Task. Convert the records, from the first line through the line containing "row-subsection-cell: 05 (363, 298, 389, 311)", into a JSON list of strings with one string per line and no blank lines.

Recorded information.

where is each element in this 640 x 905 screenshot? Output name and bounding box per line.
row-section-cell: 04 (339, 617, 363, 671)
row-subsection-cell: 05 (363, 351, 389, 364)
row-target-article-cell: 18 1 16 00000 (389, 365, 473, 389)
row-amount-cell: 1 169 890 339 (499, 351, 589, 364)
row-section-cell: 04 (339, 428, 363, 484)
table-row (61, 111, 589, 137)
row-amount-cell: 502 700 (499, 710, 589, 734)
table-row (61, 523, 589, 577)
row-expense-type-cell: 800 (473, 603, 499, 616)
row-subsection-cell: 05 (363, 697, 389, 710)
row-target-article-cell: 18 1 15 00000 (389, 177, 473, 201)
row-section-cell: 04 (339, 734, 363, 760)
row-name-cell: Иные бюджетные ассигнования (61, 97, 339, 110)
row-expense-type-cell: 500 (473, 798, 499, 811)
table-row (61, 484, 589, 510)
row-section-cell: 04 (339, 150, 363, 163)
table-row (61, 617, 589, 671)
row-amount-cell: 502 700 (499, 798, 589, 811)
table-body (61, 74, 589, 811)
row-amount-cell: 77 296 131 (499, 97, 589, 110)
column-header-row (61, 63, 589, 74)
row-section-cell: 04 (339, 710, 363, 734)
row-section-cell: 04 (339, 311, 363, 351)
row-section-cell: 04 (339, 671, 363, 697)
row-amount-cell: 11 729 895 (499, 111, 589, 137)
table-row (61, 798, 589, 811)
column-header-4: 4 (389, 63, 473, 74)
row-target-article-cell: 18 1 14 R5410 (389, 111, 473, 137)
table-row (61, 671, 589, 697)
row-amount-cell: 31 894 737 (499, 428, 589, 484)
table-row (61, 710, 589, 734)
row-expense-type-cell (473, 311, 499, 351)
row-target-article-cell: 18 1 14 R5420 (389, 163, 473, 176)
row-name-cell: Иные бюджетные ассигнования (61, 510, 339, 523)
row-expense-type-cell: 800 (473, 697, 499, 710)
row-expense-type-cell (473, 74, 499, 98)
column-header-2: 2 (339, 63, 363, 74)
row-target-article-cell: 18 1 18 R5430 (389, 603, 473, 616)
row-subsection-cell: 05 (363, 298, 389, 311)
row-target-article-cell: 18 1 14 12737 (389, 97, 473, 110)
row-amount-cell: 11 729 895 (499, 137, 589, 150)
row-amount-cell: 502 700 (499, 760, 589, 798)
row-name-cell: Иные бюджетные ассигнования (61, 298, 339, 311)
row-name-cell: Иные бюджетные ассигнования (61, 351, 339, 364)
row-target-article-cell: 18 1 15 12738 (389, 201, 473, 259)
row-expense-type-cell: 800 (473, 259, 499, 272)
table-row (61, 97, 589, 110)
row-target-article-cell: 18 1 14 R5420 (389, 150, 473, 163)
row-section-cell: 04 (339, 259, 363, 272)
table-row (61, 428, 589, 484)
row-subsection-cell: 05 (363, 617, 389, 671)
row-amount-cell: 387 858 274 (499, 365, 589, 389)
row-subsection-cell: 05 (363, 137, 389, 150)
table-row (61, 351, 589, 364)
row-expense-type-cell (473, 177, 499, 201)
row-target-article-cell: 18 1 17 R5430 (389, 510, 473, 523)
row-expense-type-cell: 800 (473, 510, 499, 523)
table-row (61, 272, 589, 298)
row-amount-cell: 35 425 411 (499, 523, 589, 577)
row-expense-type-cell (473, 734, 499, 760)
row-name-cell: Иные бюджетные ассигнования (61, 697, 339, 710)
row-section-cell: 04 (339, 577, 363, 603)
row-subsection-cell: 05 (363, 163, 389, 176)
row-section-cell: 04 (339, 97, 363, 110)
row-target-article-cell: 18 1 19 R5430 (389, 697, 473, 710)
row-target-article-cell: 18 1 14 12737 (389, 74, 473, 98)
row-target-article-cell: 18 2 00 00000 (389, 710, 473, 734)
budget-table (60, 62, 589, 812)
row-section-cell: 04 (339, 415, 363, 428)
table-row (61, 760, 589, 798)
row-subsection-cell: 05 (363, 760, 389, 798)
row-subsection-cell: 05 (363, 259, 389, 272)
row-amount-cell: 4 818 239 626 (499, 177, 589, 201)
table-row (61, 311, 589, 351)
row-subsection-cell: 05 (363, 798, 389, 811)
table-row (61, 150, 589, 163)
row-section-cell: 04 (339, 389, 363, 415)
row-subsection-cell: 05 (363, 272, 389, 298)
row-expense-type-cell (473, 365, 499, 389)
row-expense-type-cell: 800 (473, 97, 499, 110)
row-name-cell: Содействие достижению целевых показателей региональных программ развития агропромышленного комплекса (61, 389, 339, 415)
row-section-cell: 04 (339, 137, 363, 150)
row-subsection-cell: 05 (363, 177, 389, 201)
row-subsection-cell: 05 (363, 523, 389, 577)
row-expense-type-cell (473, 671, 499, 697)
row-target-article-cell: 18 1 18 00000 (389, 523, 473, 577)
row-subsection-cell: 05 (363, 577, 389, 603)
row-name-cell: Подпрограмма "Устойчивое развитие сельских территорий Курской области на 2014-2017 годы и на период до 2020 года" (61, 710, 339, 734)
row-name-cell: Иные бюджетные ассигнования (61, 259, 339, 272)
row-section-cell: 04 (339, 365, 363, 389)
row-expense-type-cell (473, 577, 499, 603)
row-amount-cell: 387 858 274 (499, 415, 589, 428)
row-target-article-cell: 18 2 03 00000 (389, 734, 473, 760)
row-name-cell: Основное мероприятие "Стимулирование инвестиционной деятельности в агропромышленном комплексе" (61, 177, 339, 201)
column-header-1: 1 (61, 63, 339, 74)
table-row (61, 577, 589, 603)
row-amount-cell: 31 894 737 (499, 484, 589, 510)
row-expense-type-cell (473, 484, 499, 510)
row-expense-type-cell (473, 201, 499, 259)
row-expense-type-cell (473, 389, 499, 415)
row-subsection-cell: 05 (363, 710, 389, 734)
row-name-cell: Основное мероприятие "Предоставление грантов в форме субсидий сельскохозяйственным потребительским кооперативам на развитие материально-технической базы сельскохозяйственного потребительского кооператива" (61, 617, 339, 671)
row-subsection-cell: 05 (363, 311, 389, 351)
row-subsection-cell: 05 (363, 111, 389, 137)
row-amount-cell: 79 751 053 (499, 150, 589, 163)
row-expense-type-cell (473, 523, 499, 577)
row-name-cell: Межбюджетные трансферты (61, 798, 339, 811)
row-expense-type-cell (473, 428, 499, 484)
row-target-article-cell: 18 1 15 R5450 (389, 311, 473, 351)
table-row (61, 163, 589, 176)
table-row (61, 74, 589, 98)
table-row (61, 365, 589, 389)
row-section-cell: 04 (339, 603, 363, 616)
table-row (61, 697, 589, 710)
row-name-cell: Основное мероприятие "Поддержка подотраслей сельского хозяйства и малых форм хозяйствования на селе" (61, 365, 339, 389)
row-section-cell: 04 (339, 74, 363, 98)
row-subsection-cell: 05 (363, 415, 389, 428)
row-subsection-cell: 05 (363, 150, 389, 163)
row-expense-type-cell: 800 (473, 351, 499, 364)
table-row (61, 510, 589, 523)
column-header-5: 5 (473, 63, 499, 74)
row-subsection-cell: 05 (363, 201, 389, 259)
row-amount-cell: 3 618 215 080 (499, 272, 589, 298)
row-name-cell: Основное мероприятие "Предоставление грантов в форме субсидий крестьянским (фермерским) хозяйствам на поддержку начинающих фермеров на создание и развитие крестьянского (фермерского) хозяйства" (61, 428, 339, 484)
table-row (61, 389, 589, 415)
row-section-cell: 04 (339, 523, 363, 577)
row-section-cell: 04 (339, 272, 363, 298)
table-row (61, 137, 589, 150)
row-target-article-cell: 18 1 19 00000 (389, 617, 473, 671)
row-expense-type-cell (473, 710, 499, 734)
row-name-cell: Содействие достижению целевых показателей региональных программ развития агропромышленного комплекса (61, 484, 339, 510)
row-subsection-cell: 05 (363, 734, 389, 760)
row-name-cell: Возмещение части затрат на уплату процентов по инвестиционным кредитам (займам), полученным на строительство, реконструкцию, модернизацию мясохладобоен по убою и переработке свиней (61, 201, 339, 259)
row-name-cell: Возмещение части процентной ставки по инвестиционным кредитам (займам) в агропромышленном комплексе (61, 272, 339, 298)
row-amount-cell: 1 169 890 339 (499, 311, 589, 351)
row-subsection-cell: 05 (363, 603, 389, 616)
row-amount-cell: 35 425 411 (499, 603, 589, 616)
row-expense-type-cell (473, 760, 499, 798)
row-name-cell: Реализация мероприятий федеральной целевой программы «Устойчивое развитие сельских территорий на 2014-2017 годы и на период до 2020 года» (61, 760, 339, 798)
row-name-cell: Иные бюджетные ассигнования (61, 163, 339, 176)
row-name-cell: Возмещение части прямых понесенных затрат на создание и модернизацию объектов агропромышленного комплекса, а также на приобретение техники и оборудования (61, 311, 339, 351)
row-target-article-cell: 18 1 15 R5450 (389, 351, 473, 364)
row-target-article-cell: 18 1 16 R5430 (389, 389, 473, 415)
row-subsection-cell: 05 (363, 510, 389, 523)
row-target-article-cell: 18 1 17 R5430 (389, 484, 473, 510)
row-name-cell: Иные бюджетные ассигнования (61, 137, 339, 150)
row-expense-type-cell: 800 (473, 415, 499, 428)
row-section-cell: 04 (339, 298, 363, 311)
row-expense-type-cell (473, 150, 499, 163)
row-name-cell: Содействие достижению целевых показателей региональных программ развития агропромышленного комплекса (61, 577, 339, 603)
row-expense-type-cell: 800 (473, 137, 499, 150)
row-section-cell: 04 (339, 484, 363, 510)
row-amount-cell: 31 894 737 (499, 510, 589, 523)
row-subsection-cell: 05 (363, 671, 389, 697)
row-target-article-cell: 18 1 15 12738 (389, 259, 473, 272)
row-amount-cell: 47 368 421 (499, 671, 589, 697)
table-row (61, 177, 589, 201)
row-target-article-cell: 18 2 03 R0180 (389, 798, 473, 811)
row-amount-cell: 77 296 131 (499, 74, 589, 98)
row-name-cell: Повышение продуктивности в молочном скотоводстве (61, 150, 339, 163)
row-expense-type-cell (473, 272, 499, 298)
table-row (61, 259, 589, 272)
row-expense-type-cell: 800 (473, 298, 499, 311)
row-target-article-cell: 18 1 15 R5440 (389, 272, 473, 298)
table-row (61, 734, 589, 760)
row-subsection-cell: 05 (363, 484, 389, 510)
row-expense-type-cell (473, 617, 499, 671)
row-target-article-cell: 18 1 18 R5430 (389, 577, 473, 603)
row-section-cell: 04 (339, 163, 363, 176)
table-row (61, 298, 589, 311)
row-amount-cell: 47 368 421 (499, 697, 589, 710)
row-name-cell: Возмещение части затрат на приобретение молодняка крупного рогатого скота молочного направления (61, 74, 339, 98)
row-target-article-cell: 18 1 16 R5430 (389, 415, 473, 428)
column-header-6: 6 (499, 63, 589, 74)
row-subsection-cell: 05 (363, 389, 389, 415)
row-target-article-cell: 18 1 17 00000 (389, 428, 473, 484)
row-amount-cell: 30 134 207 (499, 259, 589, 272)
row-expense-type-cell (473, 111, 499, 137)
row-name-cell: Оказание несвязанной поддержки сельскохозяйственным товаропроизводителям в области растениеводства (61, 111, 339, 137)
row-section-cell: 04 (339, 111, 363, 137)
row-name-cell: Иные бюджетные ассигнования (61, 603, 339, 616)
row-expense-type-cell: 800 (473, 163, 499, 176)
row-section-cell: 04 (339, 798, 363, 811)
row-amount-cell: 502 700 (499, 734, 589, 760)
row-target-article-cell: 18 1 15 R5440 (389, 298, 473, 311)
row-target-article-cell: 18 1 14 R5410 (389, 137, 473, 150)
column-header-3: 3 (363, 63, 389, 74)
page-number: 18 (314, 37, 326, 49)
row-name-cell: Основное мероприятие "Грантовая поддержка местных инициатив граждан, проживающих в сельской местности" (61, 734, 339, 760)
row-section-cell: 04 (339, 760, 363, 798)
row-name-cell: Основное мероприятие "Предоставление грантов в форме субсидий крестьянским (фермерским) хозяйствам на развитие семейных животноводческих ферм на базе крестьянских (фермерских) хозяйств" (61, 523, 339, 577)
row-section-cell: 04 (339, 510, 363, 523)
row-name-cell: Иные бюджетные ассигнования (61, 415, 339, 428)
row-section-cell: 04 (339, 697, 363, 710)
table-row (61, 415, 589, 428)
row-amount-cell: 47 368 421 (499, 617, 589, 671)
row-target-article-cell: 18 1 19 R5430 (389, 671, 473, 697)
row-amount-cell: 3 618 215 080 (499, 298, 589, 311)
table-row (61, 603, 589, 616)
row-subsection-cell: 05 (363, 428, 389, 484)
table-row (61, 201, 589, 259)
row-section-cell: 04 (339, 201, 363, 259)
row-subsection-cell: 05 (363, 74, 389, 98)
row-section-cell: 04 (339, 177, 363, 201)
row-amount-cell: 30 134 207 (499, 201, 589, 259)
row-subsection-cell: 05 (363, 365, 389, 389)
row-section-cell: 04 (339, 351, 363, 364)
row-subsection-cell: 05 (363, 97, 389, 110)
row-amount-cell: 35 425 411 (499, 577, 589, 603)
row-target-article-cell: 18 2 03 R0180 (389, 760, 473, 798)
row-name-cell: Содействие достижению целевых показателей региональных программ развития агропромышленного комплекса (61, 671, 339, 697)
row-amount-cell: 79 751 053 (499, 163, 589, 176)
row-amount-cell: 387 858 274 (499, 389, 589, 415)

Result of this exercise.
[
  "where is each element in this 640 x 905 screenshot? Output name and bounding box per line.",
  "row-section-cell: 04 (339, 617, 363, 671)",
  "row-subsection-cell: 05 (363, 351, 389, 364)",
  "row-target-article-cell: 18 1 16 00000 (389, 365, 473, 389)",
  "row-amount-cell: 1 169 890 339 (499, 351, 589, 364)",
  "row-section-cell: 04 (339, 428, 363, 484)",
  "table-row (61, 111, 589, 137)",
  "row-amount-cell: 502 700 (499, 710, 589, 734)",
  "table-row (61, 523, 589, 577)",
  "row-expense-type-cell: 800 (473, 603, 499, 616)",
  "row-subsection-cell: 05 (363, 697, 389, 710)",
  "row-target-article-cell: 18 1 15 00000 (389, 177, 473, 201)",
  "row-section-cell: 04 (339, 734, 363, 760)",
  "row-name-cell: Иные бюджетные ассигнования (61, 97, 339, 110)",
  "row-expense-type-cell: 500 (473, 798, 499, 811)",
  "table-row (61, 484, 589, 510)",
  "row-section-cell: 04 (339, 150, 363, 163)",
  "table-row (61, 617, 589, 671)",
  "row-amount-cell: 502 700 (499, 798, 589, 811)",
  "table-body (61, 74, 589, 811)",
  "row-amount-cell: 77 296 131 (499, 97, 589, 110)",
  "column-header-row (61, 63, 589, 74)",
  "row-section-cell: 04 (339, 710, 363, 734)",
  "row-section-cell: 04 (339, 311, 363, 351)",
  "row-section-cell: 04 (339, 671, 363, 697)",
  "row-amount-cell: 11 729 895 (499, 111, 589, 137)",
  "table-row (61, 798, 589, 811)",
  "column-header-4: 4 (389, 63, 473, 74)",
  "row-target-article-cell: 18 1 14 R5410 (389, 111, 473, 137)",
  "table-row (61, 671, 589, 697)",
  "row-amount-cell: 31 894 737 (499, 428, 589, 484)",
  "table-row (61, 710, 589, 734)",
  "row-expense-type-cell (473, 311, 499, 351)",
  "row-target-article-cell: 18 1 14 R5420 (389, 163, 473, 176)",
  "row-name-cell: Иные бюджетные ассигнования (61, 510, 339, 523)",
  "row-expense-type-cell: 800 (473, 697, 499, 710)",
  "row-expense-type-cell (473, 74, 499, 98)",
  "column-header-2: 2 (339, 63, 363, 74)",
  "row-target-article-cell: 18 1 18 R5430 (389, 603, 473, 616)",
  "row-subsection-cell: 05 (363, 298, 389, 311)"
]